SUPPLIED INFORMATION
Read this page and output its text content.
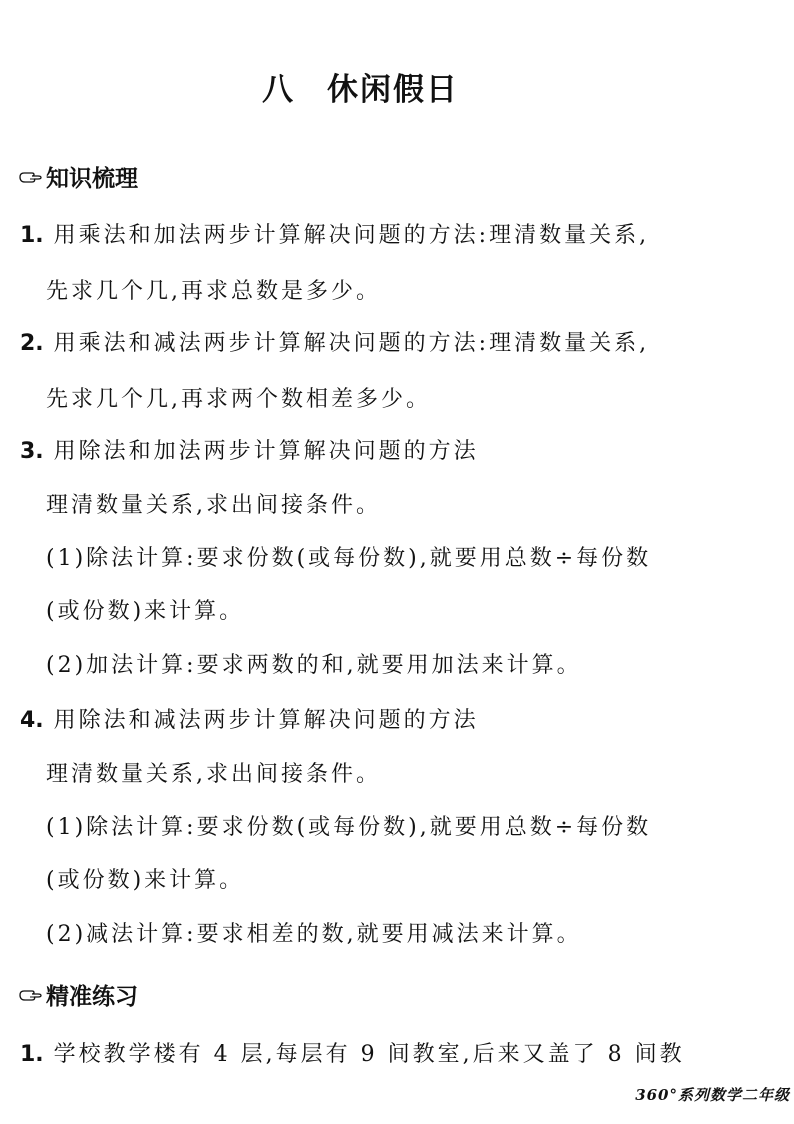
八 休闲假日
知识梳理
1. 用乘法和加法两步计算解决问题的方法:理清数量关系,
先求几个几,再求总数是多少。
2. 用乘法和减法两步计算解决问题的方法:理清数量关系,
先求几个几,再求两个数相差多少。
3. 用除法和加法两步计算解决问题的方法
理清数量关系,求出间接条件。
(1)除法计算:要求份数(或每份数),就要用总数÷每份数
(或份数)来计算。
(2)加法计算:要求两数的和,就要用加法来计算。
4. 用除法和减法两步计算解决问题的方法
理清数量关系,求出间接条件。
(1)除法计算:要求份数(或每份数),就要用总数÷每份数
(或份数)来计算。
(2)减法计算:要求相差的数,就要用减法来计算。
精准练习
1. 学校教学楼有 4 层,每层有 9 间教室,后来又盖了 8 间教
360°系列数学二年级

WRITTEN TASK
Copy the records above exactly, omitting every picture.

SOLUTION TO THIS TASK
Read this page and output its text content.
八 休闲假日
知识梳理
1. 用乘法和加法两步计算解决问题的方法:理清数量关系,
先求几个几,再求总数是多少。
2. 用乘法和减法两步计算解决问题的方法:理清数量关系,
先求几个几,再求两个数相差多少。
3. 用除法和加法两步计算解决问题的方法
理清数量关系,求出间接条件。
(1)除法计算:要求份数(或每份数),就要用总数÷每份数
(或份数)来计算。
(2)加法计算:要求两数的和,就要用加法来计算。
4. 用除法和减法两步计算解决问题的方法
理清数量关系,求出间接条件。
(1)除法计算:要求份数(或每份数),就要用总数÷每份数
(或份数)来计算。
(2)减法计算:要求相差的数,就要用减法来计算。
精准练习
1. 学校教学楼有 4 层,每层有 9 间教室,后来又盖了 8 间教
360°系列数学二年级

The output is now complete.